• INSTRUCTIONS FOR THE TASK
Scan the material for the word "secondary" and return every matching line.

• PROVIDED ENTRIES
☆ ☆ ☆ ☆ ☆ ☆ ☆
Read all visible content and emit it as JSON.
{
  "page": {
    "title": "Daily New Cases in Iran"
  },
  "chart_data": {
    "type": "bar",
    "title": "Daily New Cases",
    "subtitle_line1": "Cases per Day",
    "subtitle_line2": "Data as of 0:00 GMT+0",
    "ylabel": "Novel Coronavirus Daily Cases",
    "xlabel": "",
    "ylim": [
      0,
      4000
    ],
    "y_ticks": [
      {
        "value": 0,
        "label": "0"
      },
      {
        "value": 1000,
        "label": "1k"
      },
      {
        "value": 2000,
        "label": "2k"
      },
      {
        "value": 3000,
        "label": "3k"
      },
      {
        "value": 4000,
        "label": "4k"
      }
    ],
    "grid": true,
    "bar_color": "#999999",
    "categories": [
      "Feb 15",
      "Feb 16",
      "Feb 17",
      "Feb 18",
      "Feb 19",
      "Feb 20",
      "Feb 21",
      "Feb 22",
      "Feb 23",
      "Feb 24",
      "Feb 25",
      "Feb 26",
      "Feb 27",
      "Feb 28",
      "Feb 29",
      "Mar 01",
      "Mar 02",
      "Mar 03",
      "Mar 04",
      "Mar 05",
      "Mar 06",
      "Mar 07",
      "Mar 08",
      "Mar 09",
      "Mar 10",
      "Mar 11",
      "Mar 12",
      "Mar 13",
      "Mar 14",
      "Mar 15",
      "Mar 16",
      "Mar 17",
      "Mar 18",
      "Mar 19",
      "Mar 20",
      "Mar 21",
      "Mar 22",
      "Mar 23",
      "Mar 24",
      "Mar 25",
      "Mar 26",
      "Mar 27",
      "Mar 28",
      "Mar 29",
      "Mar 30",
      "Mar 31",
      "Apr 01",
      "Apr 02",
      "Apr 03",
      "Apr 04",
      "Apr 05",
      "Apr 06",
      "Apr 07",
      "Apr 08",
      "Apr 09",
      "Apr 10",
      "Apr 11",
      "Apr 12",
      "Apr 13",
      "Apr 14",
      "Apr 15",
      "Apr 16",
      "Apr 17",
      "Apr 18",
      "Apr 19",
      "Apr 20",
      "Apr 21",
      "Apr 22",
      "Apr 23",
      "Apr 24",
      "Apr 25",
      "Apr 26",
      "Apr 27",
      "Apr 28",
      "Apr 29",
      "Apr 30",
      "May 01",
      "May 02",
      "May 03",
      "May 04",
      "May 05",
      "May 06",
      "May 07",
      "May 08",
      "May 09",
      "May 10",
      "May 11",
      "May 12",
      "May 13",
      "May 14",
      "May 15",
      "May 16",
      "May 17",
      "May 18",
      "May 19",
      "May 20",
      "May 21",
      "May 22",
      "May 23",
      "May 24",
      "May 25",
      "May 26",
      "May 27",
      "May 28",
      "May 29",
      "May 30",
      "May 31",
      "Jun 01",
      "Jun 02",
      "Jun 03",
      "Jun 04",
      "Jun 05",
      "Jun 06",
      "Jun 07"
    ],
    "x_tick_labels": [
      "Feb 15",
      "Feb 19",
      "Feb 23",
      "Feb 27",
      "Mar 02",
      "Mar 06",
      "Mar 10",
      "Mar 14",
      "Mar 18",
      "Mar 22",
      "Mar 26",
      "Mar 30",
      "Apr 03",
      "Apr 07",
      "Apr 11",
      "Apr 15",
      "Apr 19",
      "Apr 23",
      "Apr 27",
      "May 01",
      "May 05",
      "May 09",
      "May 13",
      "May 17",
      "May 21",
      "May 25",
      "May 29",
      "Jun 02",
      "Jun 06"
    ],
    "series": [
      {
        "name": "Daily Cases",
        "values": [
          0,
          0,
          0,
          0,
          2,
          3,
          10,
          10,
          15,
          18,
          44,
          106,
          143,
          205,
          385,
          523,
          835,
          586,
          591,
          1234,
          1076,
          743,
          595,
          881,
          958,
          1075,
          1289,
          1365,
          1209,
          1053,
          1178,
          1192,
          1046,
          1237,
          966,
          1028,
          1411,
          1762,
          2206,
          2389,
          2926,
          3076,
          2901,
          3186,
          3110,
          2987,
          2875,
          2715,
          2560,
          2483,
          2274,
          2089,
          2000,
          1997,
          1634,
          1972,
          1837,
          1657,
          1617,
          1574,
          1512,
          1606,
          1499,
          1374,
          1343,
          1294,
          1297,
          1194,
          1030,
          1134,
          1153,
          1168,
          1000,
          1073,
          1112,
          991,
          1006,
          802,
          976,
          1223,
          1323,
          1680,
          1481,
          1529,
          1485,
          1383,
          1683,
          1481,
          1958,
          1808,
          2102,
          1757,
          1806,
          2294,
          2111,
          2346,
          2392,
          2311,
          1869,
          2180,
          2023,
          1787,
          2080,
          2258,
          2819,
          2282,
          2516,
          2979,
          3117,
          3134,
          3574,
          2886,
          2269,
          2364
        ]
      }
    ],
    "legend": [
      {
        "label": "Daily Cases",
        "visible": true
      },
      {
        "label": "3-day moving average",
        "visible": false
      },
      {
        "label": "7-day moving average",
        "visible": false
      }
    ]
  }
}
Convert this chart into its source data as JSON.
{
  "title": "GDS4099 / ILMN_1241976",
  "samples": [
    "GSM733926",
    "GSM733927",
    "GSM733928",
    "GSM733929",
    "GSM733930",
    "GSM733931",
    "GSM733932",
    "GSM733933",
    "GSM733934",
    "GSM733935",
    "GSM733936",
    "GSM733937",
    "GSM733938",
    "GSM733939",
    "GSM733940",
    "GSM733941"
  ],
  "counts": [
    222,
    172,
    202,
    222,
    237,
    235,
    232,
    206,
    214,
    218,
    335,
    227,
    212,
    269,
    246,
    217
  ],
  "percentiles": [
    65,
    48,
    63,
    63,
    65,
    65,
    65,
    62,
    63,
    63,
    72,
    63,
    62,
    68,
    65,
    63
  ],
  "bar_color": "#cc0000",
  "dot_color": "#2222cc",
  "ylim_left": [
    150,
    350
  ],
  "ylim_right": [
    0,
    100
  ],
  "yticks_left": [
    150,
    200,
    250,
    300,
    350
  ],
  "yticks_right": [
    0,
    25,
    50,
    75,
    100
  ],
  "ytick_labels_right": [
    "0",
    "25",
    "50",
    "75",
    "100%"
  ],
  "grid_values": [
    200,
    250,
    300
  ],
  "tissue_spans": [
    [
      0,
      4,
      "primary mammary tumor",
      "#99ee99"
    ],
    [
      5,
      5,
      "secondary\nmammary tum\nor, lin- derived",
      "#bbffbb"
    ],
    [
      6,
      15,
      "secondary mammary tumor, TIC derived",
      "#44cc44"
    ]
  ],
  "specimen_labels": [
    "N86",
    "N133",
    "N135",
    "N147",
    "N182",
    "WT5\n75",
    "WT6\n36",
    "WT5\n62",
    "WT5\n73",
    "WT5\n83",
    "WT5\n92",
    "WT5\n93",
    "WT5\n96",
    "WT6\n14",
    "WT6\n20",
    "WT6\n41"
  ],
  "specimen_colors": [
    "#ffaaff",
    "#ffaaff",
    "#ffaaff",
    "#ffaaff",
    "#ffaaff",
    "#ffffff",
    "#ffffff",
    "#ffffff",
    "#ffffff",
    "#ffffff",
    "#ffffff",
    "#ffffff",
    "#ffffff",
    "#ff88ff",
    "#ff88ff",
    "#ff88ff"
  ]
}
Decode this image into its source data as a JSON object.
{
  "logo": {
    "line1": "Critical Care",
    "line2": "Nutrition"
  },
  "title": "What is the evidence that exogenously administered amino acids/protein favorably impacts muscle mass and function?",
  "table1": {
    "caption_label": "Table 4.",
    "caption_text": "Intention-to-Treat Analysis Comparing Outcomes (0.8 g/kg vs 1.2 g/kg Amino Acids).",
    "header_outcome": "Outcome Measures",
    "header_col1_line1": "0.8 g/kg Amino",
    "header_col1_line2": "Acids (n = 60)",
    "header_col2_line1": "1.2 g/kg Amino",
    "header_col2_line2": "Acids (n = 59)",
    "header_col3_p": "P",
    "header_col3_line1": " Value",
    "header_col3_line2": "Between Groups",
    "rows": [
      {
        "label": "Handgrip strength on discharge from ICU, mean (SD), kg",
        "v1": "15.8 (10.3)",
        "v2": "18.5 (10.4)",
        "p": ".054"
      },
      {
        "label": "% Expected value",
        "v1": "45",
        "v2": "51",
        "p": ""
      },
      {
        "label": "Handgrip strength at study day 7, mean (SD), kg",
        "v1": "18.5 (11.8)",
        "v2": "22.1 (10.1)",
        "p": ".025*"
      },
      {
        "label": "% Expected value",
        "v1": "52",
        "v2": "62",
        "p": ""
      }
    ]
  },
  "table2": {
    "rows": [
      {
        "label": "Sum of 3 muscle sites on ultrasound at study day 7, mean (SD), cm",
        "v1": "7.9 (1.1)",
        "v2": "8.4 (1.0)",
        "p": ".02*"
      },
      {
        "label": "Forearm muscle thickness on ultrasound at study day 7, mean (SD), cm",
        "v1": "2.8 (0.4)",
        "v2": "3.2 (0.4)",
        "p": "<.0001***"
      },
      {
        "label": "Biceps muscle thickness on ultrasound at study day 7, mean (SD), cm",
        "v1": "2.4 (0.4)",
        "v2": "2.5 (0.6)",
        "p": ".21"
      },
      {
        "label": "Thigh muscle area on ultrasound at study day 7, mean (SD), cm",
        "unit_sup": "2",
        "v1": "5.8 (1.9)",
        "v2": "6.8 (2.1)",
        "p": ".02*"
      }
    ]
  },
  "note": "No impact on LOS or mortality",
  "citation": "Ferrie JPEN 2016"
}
☆ ☆ ☆ ☆ ☆ ☆ ☆
• REPLY
      "secondary\nmammary tum\nor, lin- derived",
      "secondary mammary tumor, TIC derived",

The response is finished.